* _Work to be completed_:
From the listing below, extract every line containing "nuclear".

((

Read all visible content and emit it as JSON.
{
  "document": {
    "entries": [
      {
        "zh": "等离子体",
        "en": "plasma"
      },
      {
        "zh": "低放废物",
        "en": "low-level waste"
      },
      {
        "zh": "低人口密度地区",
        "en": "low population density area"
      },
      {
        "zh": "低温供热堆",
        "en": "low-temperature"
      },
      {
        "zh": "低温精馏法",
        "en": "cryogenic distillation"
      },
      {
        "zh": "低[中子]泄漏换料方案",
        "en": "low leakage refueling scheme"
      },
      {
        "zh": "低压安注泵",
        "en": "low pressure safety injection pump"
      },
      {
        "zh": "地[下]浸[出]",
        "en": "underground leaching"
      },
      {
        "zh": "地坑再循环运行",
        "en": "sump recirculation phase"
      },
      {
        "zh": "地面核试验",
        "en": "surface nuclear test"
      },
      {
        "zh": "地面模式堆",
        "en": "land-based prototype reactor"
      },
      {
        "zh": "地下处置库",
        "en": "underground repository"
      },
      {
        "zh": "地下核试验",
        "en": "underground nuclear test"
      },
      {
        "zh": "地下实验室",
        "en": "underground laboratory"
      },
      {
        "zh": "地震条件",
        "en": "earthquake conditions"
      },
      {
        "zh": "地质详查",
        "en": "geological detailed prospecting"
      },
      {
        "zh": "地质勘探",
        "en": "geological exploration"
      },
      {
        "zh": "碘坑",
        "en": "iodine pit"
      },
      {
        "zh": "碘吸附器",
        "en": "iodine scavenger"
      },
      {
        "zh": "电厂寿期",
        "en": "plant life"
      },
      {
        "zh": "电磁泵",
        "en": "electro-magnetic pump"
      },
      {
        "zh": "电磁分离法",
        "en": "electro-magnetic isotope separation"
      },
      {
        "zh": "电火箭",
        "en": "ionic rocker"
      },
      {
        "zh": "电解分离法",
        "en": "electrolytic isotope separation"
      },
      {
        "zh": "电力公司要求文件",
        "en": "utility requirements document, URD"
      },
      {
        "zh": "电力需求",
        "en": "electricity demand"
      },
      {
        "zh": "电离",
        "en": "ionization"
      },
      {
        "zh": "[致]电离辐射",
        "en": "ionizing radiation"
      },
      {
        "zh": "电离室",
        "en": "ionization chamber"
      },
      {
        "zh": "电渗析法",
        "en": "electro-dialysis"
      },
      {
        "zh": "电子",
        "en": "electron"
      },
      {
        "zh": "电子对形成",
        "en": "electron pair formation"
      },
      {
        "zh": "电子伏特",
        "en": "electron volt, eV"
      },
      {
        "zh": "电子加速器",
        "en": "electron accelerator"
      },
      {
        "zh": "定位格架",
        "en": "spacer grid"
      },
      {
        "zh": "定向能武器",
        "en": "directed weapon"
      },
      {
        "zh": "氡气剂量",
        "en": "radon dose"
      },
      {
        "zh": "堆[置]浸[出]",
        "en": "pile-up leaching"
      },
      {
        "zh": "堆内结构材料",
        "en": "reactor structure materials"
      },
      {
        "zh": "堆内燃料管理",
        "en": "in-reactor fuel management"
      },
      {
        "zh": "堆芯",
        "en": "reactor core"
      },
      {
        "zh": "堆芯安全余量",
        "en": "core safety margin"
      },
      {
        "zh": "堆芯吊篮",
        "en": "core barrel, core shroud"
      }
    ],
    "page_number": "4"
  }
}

))

* _Final result_:
        "en": "surface nuclear test"
        "en": "underground nuclear test"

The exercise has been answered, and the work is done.